_Goal_.
Pull every line containing "color" from the entries.

[Records]
— BEGIN —

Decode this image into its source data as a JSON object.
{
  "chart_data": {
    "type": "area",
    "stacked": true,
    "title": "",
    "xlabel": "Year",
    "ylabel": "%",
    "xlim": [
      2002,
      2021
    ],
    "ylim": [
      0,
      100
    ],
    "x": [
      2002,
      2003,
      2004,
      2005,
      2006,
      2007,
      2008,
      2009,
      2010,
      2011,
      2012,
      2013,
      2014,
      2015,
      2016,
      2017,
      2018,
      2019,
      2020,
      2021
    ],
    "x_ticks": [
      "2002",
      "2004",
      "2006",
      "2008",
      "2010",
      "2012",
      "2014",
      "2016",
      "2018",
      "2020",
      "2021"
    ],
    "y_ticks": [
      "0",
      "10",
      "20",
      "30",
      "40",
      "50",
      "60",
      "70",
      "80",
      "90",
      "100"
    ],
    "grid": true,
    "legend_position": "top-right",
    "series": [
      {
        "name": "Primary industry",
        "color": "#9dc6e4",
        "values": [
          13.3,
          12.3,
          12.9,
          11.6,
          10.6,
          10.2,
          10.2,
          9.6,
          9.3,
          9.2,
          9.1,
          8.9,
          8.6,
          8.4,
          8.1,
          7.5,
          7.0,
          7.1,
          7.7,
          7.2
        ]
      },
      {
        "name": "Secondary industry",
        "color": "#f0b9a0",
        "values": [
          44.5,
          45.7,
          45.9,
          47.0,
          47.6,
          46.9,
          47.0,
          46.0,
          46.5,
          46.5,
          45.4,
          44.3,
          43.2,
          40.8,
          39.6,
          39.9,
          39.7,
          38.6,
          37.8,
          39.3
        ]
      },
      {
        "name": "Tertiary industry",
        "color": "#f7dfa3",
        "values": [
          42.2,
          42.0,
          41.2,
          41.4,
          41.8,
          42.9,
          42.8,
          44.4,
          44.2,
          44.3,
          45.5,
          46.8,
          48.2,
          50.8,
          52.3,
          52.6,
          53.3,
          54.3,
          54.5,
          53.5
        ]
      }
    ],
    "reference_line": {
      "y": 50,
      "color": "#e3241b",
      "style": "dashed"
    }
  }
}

— END —

_Answer in full_.
        "color": "#9dc6e4",
        "color": "#f0b9a0",
        "color": "#f7dfa3",
      "color": "#e3241b",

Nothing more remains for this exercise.